Beneath this task is a listing. State how many of its lines include the string "subtitle", giving nothing but the number.
-=-=-=-=-
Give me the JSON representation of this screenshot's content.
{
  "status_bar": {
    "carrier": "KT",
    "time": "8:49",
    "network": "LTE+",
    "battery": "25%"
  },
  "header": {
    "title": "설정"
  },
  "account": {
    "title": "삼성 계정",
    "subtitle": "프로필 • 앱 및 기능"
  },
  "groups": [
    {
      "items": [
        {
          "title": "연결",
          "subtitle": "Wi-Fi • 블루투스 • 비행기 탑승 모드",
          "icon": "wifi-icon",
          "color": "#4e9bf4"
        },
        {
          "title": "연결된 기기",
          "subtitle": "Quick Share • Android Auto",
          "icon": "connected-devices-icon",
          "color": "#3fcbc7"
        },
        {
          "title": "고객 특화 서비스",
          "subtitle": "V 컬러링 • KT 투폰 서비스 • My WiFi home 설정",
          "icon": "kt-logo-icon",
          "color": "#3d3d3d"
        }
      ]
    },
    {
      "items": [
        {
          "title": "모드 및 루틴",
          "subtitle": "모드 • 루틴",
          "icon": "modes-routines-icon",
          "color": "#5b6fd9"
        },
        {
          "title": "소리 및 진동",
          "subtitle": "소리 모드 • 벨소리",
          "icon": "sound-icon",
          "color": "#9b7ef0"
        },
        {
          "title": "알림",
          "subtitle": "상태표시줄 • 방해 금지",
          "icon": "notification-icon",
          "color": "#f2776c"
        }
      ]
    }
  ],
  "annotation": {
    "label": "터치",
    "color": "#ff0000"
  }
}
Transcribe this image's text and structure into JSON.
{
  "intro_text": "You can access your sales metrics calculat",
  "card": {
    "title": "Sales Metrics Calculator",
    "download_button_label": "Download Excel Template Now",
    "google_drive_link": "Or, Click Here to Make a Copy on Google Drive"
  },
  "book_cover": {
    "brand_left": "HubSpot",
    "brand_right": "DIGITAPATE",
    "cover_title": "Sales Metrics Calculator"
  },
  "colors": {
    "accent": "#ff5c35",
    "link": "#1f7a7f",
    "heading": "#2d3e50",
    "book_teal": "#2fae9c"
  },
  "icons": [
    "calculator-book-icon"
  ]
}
-=-=-=-=-
» **CORRECT RESPONSE**
7